▶ **READING TEXT**
——
THE object of the improvements embraced under this patent is twofold :— First, to press out, separate, or discharge from the crude or raw materials of various manufactures, either wholly or partially, the aqueous matters with which they may be charged more expeditiously and economically than is done by the processes heretofore in use. And, second, to prepare certain materials by an artificial and temporary combination therewith of certain combustible substances, for the manufacture of wares possessing various degrees of porosity.

The first branch of these improvements is carried into effect by six several methods or processes, which are thus described :

First Method.

The principle on which this method is founded, is the production, by hydrostatic agency, of a partial vacuum under the material to be operated on, and the consequent action of the superincumbent atmosphere upon it.
——
▶ **PROBLEM DETAILS**
In the patent description above, reproduce word for word the passage that begins with the words containing "THE object of" and ends with "degrees of porosity.".

▶ **DATA PROVIDED**
——
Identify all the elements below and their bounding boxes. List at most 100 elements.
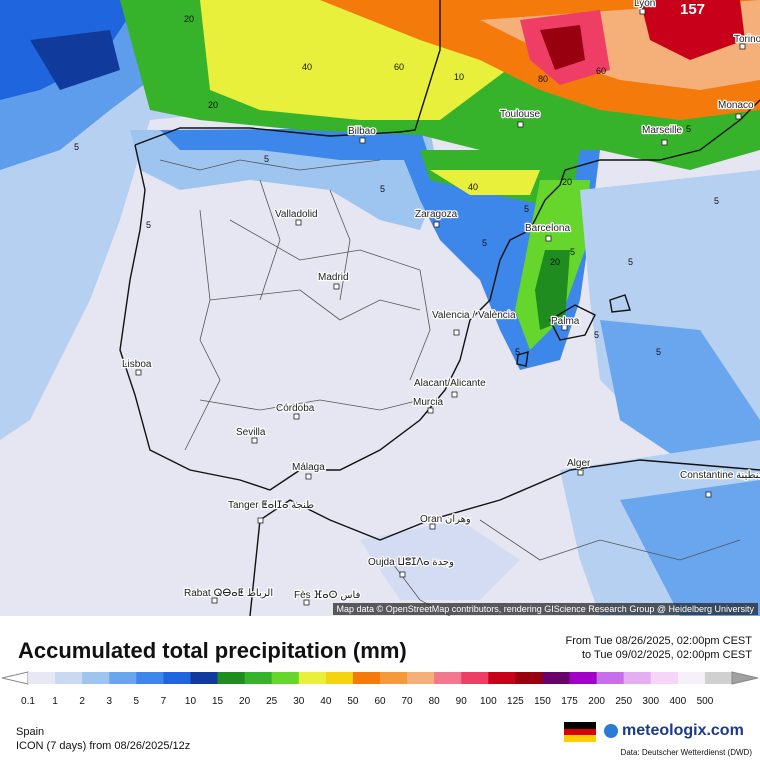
——
▶ **COMPLETED TASK**
THE object of the improvements embraced under this patent is twofold :— First, to press out, separate, or discharge from the crude or raw materials of various manufactures, either wholly or partially, the aqueous matters with which they may be charged more expeditiously and economically than is done by the processes heretofore in use. And, second, to prepare certain materials by an artificial and temporary combination therewith of certain combustible substances, for the manufacture of wares possessing various degrees of porosity.